# Records to use start

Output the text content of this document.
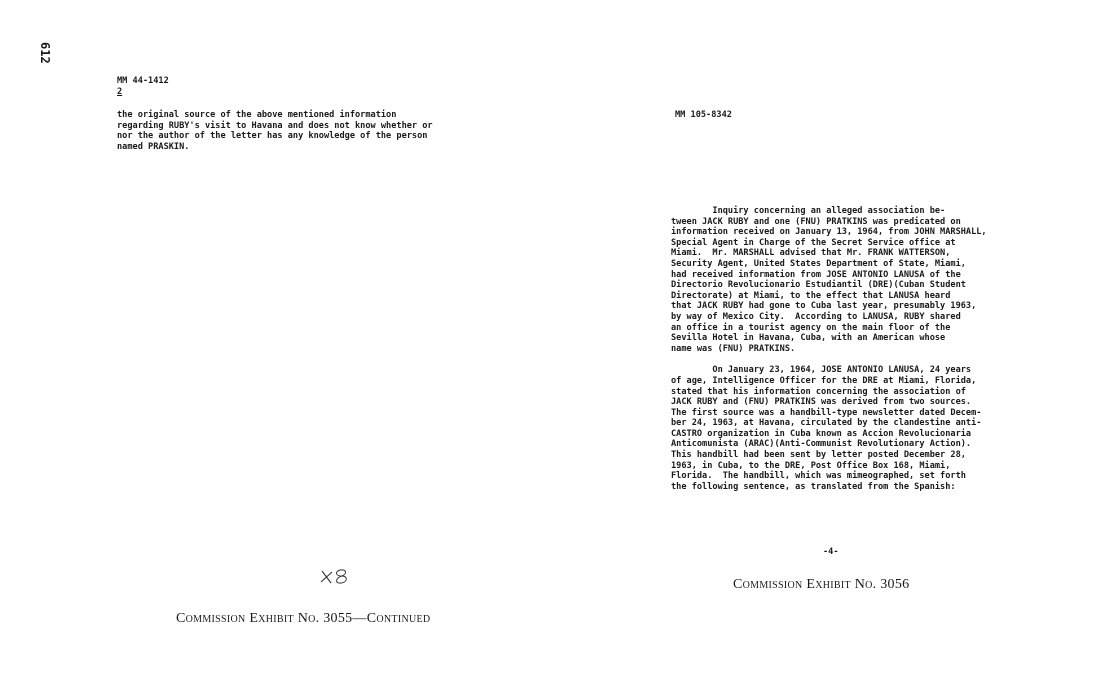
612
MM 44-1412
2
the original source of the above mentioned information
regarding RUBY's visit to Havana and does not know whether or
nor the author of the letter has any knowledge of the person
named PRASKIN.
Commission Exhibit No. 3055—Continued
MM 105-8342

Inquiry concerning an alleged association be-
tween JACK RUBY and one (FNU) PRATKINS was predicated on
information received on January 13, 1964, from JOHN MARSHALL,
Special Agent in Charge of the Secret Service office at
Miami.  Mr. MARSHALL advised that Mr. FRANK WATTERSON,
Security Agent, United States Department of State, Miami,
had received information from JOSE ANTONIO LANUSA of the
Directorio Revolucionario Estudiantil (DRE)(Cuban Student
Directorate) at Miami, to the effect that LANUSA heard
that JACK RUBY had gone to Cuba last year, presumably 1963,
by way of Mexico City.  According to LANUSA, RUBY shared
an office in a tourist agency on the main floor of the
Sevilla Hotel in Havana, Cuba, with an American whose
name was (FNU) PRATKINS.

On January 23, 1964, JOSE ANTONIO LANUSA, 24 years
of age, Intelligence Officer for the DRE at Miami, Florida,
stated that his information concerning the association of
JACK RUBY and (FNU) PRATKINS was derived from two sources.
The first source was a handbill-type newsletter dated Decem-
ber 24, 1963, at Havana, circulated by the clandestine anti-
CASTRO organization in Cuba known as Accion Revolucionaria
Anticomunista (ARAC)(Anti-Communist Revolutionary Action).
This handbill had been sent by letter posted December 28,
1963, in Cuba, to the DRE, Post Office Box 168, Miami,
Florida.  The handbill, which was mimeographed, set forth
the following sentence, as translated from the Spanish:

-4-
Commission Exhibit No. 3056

# Records to use end

• _What is needed_
Copy the lines from the entries above in which the word "JOSE" appears.

• _Final result_
had received information from JOSE ANTONIO LANUSA of the
On January 23, 1964, JOSE ANTONIO LANUSA, 24 years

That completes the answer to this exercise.